§ EXERCISE DIRECTIONS
Identify and copy all lines of the material where the string "record" is found.

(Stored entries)
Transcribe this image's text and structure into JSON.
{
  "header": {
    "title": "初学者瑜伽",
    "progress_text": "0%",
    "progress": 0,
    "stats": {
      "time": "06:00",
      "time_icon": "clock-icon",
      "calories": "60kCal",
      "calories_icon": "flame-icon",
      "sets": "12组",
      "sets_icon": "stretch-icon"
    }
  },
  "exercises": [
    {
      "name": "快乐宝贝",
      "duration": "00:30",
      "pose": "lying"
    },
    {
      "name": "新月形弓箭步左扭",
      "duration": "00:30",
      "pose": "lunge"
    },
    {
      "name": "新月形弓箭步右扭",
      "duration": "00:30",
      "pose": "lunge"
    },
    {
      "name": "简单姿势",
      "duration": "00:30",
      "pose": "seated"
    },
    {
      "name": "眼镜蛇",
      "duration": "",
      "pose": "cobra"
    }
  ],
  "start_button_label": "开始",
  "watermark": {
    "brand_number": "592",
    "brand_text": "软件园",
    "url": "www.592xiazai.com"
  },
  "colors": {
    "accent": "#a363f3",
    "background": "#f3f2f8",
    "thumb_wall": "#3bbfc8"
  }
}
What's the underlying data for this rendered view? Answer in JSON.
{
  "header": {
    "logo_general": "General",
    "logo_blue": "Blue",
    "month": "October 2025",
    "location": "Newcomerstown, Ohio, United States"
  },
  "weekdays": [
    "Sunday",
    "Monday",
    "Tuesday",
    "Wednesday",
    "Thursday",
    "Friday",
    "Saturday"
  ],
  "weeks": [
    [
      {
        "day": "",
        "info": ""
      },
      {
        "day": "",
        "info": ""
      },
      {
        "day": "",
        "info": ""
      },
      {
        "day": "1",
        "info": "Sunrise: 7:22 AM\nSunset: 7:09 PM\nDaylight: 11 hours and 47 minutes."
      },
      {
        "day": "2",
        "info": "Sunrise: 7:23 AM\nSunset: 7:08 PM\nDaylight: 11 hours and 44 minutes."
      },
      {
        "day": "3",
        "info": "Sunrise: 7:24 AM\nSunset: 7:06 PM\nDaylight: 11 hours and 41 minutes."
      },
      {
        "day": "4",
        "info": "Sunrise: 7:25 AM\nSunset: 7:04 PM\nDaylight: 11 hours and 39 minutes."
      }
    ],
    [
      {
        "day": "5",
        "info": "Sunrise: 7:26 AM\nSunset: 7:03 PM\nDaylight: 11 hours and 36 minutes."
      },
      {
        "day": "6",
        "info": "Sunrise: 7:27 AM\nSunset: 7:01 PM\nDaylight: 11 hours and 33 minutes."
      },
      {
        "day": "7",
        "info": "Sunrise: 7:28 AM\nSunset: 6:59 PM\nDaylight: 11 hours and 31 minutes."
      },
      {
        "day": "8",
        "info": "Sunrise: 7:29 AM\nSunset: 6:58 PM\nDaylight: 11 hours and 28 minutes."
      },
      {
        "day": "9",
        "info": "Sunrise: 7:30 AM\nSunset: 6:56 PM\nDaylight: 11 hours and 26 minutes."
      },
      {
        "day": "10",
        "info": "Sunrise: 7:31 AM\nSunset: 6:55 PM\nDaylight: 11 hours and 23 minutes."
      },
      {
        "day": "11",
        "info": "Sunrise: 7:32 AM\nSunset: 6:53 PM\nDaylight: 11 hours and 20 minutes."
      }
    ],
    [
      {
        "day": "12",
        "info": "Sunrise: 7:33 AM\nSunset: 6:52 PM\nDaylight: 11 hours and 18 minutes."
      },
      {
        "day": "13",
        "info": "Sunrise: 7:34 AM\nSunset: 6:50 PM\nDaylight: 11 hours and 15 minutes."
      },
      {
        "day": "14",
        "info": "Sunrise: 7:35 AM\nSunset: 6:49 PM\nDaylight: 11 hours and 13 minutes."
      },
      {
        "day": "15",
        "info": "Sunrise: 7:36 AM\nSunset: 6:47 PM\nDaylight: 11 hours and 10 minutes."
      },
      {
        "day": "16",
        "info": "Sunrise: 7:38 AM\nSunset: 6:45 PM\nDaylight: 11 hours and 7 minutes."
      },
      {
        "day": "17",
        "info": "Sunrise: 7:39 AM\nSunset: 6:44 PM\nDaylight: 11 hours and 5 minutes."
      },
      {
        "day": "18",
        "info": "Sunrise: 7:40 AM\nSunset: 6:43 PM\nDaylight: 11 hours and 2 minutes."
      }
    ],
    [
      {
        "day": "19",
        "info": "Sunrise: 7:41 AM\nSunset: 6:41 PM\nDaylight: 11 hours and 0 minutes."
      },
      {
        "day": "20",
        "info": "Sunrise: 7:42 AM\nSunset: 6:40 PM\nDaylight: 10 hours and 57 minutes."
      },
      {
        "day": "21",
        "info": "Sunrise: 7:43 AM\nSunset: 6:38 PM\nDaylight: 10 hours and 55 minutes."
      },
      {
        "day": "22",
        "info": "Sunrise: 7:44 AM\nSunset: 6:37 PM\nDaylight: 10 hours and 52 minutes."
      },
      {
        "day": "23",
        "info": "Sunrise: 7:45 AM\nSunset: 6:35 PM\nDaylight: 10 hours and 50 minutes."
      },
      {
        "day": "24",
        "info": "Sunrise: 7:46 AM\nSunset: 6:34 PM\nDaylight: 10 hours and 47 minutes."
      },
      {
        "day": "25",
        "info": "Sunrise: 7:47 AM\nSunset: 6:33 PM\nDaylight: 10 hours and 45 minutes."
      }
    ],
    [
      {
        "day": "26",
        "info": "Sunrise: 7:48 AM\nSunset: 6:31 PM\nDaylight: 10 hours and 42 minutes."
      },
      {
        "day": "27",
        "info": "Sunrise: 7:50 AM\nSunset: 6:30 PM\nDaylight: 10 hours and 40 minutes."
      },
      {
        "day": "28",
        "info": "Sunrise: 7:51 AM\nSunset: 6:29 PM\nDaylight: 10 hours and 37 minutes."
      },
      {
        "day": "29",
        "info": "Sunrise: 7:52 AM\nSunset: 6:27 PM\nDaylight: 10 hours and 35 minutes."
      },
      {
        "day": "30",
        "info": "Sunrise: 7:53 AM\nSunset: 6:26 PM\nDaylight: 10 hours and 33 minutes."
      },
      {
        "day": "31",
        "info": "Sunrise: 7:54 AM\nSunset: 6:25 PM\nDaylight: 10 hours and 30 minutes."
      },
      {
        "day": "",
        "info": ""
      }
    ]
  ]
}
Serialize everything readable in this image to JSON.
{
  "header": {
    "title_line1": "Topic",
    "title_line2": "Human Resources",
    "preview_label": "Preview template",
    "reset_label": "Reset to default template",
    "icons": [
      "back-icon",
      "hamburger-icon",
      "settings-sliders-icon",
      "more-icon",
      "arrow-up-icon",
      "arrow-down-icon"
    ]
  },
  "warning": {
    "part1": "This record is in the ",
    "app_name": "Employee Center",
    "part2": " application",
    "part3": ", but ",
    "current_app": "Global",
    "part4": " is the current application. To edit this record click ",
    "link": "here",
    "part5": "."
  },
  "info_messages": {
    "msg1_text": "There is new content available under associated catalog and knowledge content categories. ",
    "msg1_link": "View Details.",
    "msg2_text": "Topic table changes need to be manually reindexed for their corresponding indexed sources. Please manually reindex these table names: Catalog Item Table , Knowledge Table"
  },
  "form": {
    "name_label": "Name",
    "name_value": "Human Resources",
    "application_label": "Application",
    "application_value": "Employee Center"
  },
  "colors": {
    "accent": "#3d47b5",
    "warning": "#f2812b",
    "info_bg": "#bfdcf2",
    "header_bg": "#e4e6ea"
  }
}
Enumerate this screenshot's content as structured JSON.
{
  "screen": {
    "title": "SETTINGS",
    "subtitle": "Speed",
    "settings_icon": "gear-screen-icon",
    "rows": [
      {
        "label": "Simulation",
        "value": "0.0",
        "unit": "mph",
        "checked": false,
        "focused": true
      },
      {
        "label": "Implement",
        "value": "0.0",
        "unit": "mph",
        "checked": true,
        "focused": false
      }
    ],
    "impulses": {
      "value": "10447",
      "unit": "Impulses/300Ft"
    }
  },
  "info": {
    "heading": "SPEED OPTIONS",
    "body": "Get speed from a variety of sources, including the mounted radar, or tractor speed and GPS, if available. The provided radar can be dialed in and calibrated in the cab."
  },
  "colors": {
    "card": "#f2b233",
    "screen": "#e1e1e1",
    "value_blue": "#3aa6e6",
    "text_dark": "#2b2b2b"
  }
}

§ RIGHT ANSWER
    "part1": "This record is in the ",
    "part4": " is the current application. To edit this record click ",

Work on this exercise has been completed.